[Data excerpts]
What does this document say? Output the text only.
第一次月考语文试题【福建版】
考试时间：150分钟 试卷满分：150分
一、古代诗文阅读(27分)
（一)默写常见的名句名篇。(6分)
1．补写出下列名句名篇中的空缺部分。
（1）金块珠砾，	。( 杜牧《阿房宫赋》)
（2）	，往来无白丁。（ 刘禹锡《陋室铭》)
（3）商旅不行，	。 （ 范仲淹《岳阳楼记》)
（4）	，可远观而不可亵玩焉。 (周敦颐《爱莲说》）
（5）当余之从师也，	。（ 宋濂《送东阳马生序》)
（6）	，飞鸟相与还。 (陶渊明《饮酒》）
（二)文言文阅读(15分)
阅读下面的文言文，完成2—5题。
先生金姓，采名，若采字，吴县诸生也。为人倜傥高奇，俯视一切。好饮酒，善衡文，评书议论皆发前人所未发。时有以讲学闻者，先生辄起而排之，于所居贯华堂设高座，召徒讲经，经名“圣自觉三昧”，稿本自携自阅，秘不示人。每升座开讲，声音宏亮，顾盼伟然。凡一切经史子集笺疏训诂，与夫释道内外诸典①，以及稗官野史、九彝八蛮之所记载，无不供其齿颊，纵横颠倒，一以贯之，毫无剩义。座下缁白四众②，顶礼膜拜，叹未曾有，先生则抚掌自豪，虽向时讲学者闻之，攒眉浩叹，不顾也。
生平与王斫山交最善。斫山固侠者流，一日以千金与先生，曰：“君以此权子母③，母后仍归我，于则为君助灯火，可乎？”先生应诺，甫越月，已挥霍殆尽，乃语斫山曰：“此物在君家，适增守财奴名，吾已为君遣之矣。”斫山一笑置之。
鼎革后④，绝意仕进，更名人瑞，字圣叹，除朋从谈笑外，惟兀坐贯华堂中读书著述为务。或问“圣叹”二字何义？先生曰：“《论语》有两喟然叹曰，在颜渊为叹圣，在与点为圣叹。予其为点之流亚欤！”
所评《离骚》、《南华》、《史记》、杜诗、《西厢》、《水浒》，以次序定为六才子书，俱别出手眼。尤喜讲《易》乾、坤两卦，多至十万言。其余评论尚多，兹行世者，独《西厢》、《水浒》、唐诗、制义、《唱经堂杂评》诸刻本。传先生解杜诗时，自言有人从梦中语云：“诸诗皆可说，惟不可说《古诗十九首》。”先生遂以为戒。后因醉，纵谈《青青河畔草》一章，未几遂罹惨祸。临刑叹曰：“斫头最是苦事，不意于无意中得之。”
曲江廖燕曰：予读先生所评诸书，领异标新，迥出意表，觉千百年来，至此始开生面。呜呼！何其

• _Short problem_:
Extract each line of the listing above, copying it word for word.

• _Response_:
What does this document say? Output the text only.
第一次月考语文试题【福建版】
考试时间：150分钟 试卷满分：150分
一、古代诗文阅读(27分)
（一)默写常见的名句名篇。(6分)
1．补写出下列名句名篇中的空缺部分。
（1）金块珠砾，	。( 杜牧《阿房宫赋》)
（2）	，往来无白丁。（ 刘禹锡《陋室铭》)
（3）商旅不行，	。 （ 范仲淹《岳阳楼记》)
（4）	，可远观而不可亵玩焉。 (周敦颐《爱莲说》）
（5）当余之从师也，	。（ 宋濂《送东阳马生序》)
（6）	，飞鸟相与还。 (陶渊明《饮酒》）
（二)文言文阅读(15分)
阅读下面的文言文，完成2—5题。
先生金姓，采名，若采字，吴县诸生也。为人倜傥高奇，俯视一切。好饮酒，善衡文，评书议论皆发前人所未发。时有以讲学闻者，先生辄起而排之，于所居贯华堂设高座，召徒讲经，经名“圣自觉三昧”，稿本自携自阅，秘不示人。每升座开讲，声音宏亮，顾盼伟然。凡一切经史子集笺疏训诂，与夫释道内外诸典①，以及稗官野史、九彝八蛮之所记载，无不供其齿颊，纵横颠倒，一以贯之，毫无剩义。座下缁白四众②，顶礼膜拜，叹未曾有，先生则抚掌自豪，虽向时讲学者闻之，攒眉浩叹，不顾也。
生平与王斫山交最善。斫山固侠者流，一日以千金与先生，曰：“君以此权子母③，母后仍归我，于则为君助灯火，可乎？”先生应诺，甫越月，已挥霍殆尽，乃语斫山曰：“此物在君家，适增守财奴名，吾已为君遣之矣。”斫山一笑置之。
鼎革后④，绝意仕进，更名人瑞，字圣叹，除朋从谈笑外，惟兀坐贯华堂中读书著述为务。或问“圣叹”二字何义？先生曰：“《论语》有两喟然叹曰，在颜渊为叹圣，在与点为圣叹。予其为点之流亚欤！”
所评《离骚》、《南华》、《史记》、杜诗、《西厢》、《水浒》，以次序定为六才子书，俱别出手眼。尤喜讲《易》乾、坤两卦，多至十万言。其余评论尚多，兹行世者，独《西厢》、《水浒》、唐诗、制义、《唱经堂杂评》诸刻本。传先生解杜诗时，自言有人从梦中语云：“诸诗皆可说，惟不可说《古诗十九首》。”先生遂以为戒。后因醉，纵谈《青青河畔草》一章，未几遂罹惨祸。临刑叹曰：“斫头最是苦事，不意于无意中得之。”
曲江廖燕曰：予读先生所评诸书，领异标新，迥出意表，觉千百年来，至此始开生面。呜呼！何其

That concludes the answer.